── Dataset extract ──
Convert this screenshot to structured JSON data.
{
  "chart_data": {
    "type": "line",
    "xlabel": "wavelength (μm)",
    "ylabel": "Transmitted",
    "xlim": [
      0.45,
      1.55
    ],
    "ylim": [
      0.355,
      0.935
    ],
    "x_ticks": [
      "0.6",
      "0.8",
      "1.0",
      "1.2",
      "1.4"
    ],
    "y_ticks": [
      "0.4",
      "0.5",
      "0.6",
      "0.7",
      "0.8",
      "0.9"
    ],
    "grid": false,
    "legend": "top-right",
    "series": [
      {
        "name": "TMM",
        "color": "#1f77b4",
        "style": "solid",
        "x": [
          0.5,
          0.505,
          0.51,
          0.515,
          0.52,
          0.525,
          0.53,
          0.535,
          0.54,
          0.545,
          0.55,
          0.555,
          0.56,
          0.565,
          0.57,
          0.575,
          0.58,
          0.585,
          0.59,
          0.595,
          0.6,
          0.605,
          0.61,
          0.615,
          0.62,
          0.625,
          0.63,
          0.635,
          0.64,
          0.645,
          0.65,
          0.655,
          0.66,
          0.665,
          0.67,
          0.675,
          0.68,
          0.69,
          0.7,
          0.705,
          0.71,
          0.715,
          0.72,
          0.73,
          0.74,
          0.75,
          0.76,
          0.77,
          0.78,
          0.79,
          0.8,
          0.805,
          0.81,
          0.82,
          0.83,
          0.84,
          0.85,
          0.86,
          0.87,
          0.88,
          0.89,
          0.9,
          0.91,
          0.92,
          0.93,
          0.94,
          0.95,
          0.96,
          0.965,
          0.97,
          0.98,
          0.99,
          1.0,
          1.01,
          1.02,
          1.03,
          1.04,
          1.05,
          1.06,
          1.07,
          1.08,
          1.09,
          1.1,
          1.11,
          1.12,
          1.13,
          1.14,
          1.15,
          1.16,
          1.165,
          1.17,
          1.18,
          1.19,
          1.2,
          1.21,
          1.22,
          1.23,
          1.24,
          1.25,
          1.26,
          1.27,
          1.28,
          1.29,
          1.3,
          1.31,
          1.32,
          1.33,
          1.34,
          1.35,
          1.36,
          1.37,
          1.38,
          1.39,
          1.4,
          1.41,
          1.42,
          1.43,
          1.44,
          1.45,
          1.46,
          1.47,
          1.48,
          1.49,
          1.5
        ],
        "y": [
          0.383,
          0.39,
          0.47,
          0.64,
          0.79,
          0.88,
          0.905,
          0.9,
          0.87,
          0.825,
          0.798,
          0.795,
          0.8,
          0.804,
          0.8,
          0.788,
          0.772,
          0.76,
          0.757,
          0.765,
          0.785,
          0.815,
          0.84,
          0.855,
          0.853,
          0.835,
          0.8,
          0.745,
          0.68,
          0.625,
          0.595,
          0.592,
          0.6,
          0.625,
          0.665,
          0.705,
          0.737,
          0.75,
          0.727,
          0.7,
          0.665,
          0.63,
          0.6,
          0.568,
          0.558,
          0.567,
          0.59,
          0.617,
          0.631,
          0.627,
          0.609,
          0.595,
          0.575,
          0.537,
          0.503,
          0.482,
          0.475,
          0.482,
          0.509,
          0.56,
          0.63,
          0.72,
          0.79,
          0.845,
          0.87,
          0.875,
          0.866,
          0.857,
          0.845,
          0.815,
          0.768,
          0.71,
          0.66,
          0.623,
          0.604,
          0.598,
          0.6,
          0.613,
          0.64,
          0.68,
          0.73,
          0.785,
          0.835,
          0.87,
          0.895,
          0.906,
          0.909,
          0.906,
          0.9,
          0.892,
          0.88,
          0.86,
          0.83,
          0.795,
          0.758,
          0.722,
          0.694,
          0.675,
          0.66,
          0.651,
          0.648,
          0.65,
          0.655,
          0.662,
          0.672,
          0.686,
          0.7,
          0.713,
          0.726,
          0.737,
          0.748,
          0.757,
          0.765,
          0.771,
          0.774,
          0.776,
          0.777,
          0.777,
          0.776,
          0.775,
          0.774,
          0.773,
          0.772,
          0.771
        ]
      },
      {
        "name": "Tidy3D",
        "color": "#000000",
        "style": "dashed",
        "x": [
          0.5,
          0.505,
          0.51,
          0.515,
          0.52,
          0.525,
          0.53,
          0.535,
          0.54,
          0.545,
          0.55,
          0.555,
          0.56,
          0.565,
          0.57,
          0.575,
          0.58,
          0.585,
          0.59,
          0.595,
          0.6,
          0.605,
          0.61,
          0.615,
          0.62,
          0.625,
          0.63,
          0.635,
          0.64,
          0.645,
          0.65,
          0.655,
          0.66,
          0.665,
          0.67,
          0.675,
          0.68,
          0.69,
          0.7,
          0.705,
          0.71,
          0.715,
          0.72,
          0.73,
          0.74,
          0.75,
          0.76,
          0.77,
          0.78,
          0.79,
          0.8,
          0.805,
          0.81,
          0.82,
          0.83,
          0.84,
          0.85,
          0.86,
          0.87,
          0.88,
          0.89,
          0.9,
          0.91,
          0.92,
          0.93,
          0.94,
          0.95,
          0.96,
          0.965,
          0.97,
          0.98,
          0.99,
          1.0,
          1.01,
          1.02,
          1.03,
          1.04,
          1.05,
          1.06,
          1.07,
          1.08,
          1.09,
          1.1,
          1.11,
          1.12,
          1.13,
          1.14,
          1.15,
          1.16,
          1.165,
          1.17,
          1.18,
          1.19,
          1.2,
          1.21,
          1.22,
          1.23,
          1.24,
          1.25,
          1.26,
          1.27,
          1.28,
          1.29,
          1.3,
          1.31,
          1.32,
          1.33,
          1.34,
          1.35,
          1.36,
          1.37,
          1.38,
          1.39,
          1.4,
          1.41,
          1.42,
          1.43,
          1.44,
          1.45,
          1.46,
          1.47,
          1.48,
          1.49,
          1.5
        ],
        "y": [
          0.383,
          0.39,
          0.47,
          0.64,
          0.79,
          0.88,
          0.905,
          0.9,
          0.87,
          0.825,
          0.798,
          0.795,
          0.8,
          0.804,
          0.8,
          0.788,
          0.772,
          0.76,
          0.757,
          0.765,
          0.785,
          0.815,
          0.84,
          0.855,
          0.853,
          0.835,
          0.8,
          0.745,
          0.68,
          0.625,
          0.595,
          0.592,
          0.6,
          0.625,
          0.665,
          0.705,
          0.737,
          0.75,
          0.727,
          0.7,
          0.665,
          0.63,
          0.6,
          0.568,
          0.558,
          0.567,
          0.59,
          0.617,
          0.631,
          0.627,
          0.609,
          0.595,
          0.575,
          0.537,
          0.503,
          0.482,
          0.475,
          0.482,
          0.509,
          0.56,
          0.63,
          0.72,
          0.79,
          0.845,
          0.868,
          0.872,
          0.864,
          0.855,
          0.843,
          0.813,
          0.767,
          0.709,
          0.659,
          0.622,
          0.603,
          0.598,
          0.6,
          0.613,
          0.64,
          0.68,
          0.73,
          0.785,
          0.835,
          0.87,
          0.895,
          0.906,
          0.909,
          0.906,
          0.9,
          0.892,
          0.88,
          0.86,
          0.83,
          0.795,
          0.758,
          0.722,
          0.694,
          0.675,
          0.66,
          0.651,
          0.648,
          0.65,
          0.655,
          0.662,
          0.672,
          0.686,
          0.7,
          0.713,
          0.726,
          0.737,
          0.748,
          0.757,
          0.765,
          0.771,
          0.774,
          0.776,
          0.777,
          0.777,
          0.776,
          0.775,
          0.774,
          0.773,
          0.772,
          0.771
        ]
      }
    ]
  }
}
───
→ **Requirement**
Would you reproduce the material above in full, exactly as given?

→ **Correct response**
Convert this screenshot to structured JSON data.
{
  "chart_data": {
    "type": "line",
    "xlabel": "wavelength (μm)",
    "ylabel": "Transmitted",
    "xlim": [
      0.45,
      1.55
    ],
    "ylim": [
      0.355,
      0.935
    ],
    "x_ticks": [
      "0.6",
      "0.8",
      "1.0",
      "1.2",
      "1.4"
    ],
    "y_ticks": [
      "0.4",
      "0.5",
      "0.6",
      "0.7",
      "0.8",
      "0.9"
    ],
    "grid": false,
    "legend": "top-right",
    "series": [
      {
        "name": "TMM",
        "color": "#1f77b4",
        "style": "solid",
        "x": [
          0.5,
          0.505,
          0.51,
          0.515,
          0.52,
          0.525,
          0.53,
          0.535,
          0.54,
          0.545,
          0.55,
          0.555,
          0.56,
          0.565,
          0.57,
          0.575,
          0.58,
          0.585,
          0.59,
          0.595,
          0.6,
          0.605,
          0.61,
          0.615,
          0.62,
          0.625,
          0.63,
          0.635,
          0.64,
          0.645,
          0.65,
          0.655,
          0.66,
          0.665,
          0.67,
          0.675,
          0.68,
          0.69,
          0.7,
          0.705,
          0.71,
          0.715,
          0.72,
          0.73,
          0.74,
          0.75,
          0.76,
          0.77,
          0.78,
          0.79,
          0.8,
          0.805,
          0.81,
          0.82,
          0.83,
          0.84,
          0.85,
          0.86,
          0.87,
          0.88,
          0.89,
          0.9,
          0.91,
          0.92,
          0.93,
          0.94,
          0.95,
          0.96,
          0.965,
          0.97,
          0.98,
          0.99,
          1.0,
          1.01,
          1.02,
          1.03,
          1.04,
          1.05,
          1.06,
          1.07,
          1.08,
          1.09,
          1.1,
          1.11,
          1.12,
          1.13,
          1.14,
          1.15,
          1.16,
          1.165,
          1.17,
          1.18,
          1.19,
          1.2,
          1.21,
          1.22,
          1.23,
          1.24,
          1.25,
          1.26,
          1.27,
          1.28,
          1.29,
          1.3,
          1.31,
          1.32,
          1.33,
          1.34,
          1.35,
          1.36,
          1.37,
          1.38,
          1.39,
          1.4,
          1.41,
          1.42,
          1.43,
          1.44,
          1.45,
          1.46,
          1.47,
          1.48,
          1.49,
          1.5
        ],
        "y": [
          0.383,
          0.39,
          0.47,
          0.64,
          0.79,
          0.88,
          0.905,
          0.9,
          0.87,
          0.825,
          0.798,
          0.795,
          0.8,
          0.804,
          0.8,
          0.788,
          0.772,
          0.76,
          0.757,
          0.765,
          0.785,
          0.815,
          0.84,
          0.855,
          0.853,
          0.835,
          0.8,
          0.745,
          0.68,
          0.625,
          0.595,
          0.592,
          0.6,
          0.625,
          0.665,
          0.705,
          0.737,
          0.75,
          0.727,
          0.7,
          0.665,
          0.63,
          0.6,
          0.568,
          0.558,
          0.567,
          0.59,
          0.617,
          0.631,
          0.627,
          0.609,
          0.595,
          0.575,
          0.537,
          0.503,
          0.482,
          0.475,
          0.482,
          0.509,
          0.56,
          0.63,
          0.72,
          0.79,
          0.845,
          0.87,
          0.875,
          0.866,
          0.857,
          0.845,
          0.815,
          0.768,
          0.71,
          0.66,
          0.623,
          0.604,
          0.598,
          0.6,
          0.613,
          0.64,
          0.68,
          0.73,
          0.785,
          0.835,
          0.87,
          0.895,
          0.906,
          0.909,
          0.906,
          0.9,
          0.892,
          0.88,
          0.86,
          0.83,
          0.795,
          0.758,
          0.722,
          0.694,
          0.675,
          0.66,
          0.651,
          0.648,
          0.65,
          0.655,
          0.662,
          0.672,
          0.686,
          0.7,
          0.713,
          0.726,
          0.737,
          0.748,
          0.757,
          0.765,
          0.771,
          0.774,
          0.776,
          0.777,
          0.777,
          0.776,
          0.775,
          0.774,
          0.773,
          0.772,
          0.771
        ]
      },
      {
        "name": "Tidy3D",
        "color": "#000000",
        "style": "dashed",
        "x": [
          0.5,
          0.505,
          0.51,
          0.515,
          0.52,
          0.525,
          0.53,
          0.535,
          0.54,
          0.545,
          0.55,
          0.555,
          0.56,
          0.565,
          0.57,
          0.575,
          0.58,
          0.585,
          0.59,
          0.595,
          0.6,
          0.605,
          0.61,
          0.615,
          0.62,
          0.625,
          0.63,
          0.635,
          0.64,
          0.645,
          0.65,
          0.655,
          0.66,
          0.665,
          0.67,
          0.675,
          0.68,
          0.69,
          0.7,
          0.705,
          0.71,
          0.715,
          0.72,
          0.73,
          0.74,
          0.75,
          0.76,
          0.77,
          0.78,
          0.79,
          0.8,
          0.805,
          0.81,
          0.82,
          0.83,
          0.84,
          0.85,
          0.86,
          0.87,
          0.88,
          0.89,
          0.9,
          0.91,
          0.92,
          0.93,
          0.94,
          0.95,
          0.96,
          0.965,
          0.97,
          0.98,
          0.99,
          1.0,
          1.01,
          1.02,
          1.03,
          1.04,
          1.05,
          1.06,
          1.07,
          1.08,
          1.09,
          1.1,
          1.11,
          1.12,
          1.13,
          1.14,
          1.15,
          1.16,
          1.165,
          1.17,
          1.18,
          1.19,
          1.2,
          1.21,
          1.22,
          1.23,
          1.24,
          1.25,
          1.26,
          1.27,
          1.28,
          1.29,
          1.3,
          1.31,
          1.32,
          1.33,
          1.34,
          1.35,
          1.36,
          1.37,
          1.38,
          1.39,
          1.4,
          1.41,
          1.42,
          1.43,
          1.44,
          1.45,
          1.46,
          1.47,
          1.48,
          1.49,
          1.5
        ],
        "y": [
          0.383,
          0.39,
          0.47,
          0.64,
          0.79,
          0.88,
          0.905,
          0.9,
          0.87,
          0.825,
          0.798,
          0.795,
          0.8,
          0.804,
          0.8,
          0.788,
          0.772,
          0.76,
          0.757,
          0.765,
          0.785,
          0.815,
          0.84,
          0.855,
          0.853,
          0.835,
          0.8,
          0.745,
          0.68,
          0.625,
          0.595,
          0.592,
          0.6,
          0.625,
          0.665,
          0.705,
          0.737,
          0.75,
          0.727,
          0.7,
          0.665,
          0.63,
          0.6,
          0.568,
          0.558,
          0.567,
          0.59,
          0.617,
          0.631,
          0.627,
          0.609,
          0.595,
          0.575,
          0.537,
          0.503,
          0.482,
          0.475,
          0.482,
          0.509,
          0.56,
          0.63,
          0.72,
          0.79,
          0.845,
          0.868,
          0.872,
          0.864,
          0.855,
          0.843,
          0.813,
          0.767,
          0.709,
          0.659,
          0.622,
          0.603,
          0.598,
          0.6,
          0.613,
          0.64,
          0.68,
          0.73,
          0.785,
          0.835,
          0.87,
          0.895,
          0.906,
          0.909,
          0.906,
          0.9,
          0.892,
          0.88,
          0.86,
          0.83,
          0.795,
          0.758,
          0.722,
          0.694,
          0.675,
          0.66,
          0.651,
          0.648,
          0.65,
          0.655,
          0.662,
          0.672,
          0.686,
          0.7,
          0.713,
          0.726,
          0.737,
          0.748,
          0.757,
          0.765,
          0.771,
          0.774,
          0.776,
          0.777,
          0.777,
          0.776,
          0.775,
          0.774,
          0.773,
          0.772,
          0.771
        ]
      }
    ]
  }
}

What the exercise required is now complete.